[A block of data]
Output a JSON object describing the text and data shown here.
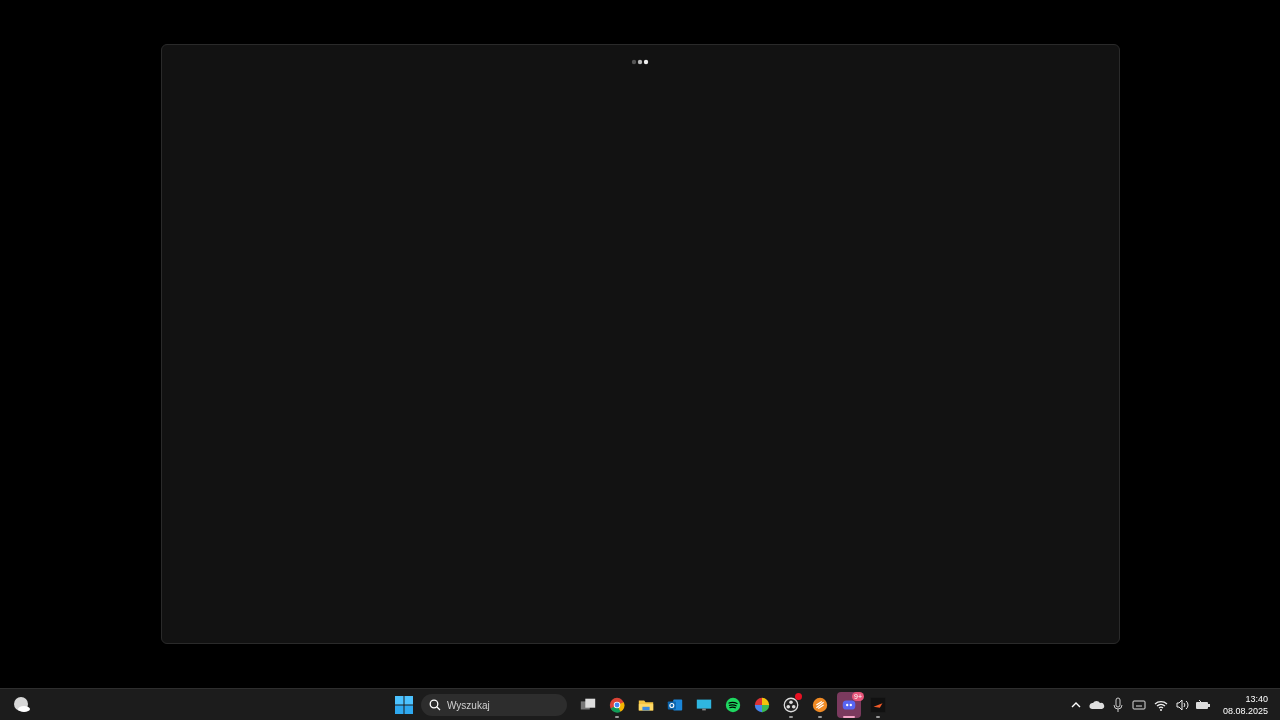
{
  "taskbar": {
    "search": {
      "placeholder": "Wyszukaj"
    },
    "apps": [
      {
        "kind": "taskview",
        "running": false,
        "selected": false,
        "alert": false
      },
      {
        "kind": "chrome",
        "running": true,
        "selected": false,
        "alert": false
      },
      {
        "kind": "folder",
        "running": false,
        "selected": false,
        "alert": false
      },
      {
        "kind": "mail",
        "running": false,
        "selected": false,
        "alert": false
      },
      {
        "kind": "monitor",
        "running": false,
        "selected": false,
        "alert": false
      },
      {
        "kind": "spotify",
        "running": false,
        "selected": false,
        "alert": false
      },
      {
        "kind": "colorwheel",
        "running": false,
        "selected": false,
        "alert": false
      },
      {
        "kind": "obs",
        "running": true,
        "selected": false,
        "alert": true
      },
      {
        "kind": "orange",
        "running": true,
        "selected": false,
        "alert": false
      },
      {
        "kind": "discord",
        "running": true,
        "selected": true,
        "alert": false,
        "badge": "9+"
      },
      {
        "kind": "dark",
        "running": true,
        "selected": false,
        "alert": false
      }
    ],
    "clock": {
      "time": "13:40",
      "date": "08.08.2025"
    }
  }
}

# Brief
Pull out every line of the entries that includes the word "kind".

# Solution for this problem
        "kind": "taskview",
        "kind": "chrome",
        "kind": "folder",
        "kind": "mail",
        "kind": "monitor",
        "kind": "spotify",
        "kind": "colorwheel",
        "kind": "obs",
        "kind": "orange",
        "kind": "discord",
        "kind": "dark",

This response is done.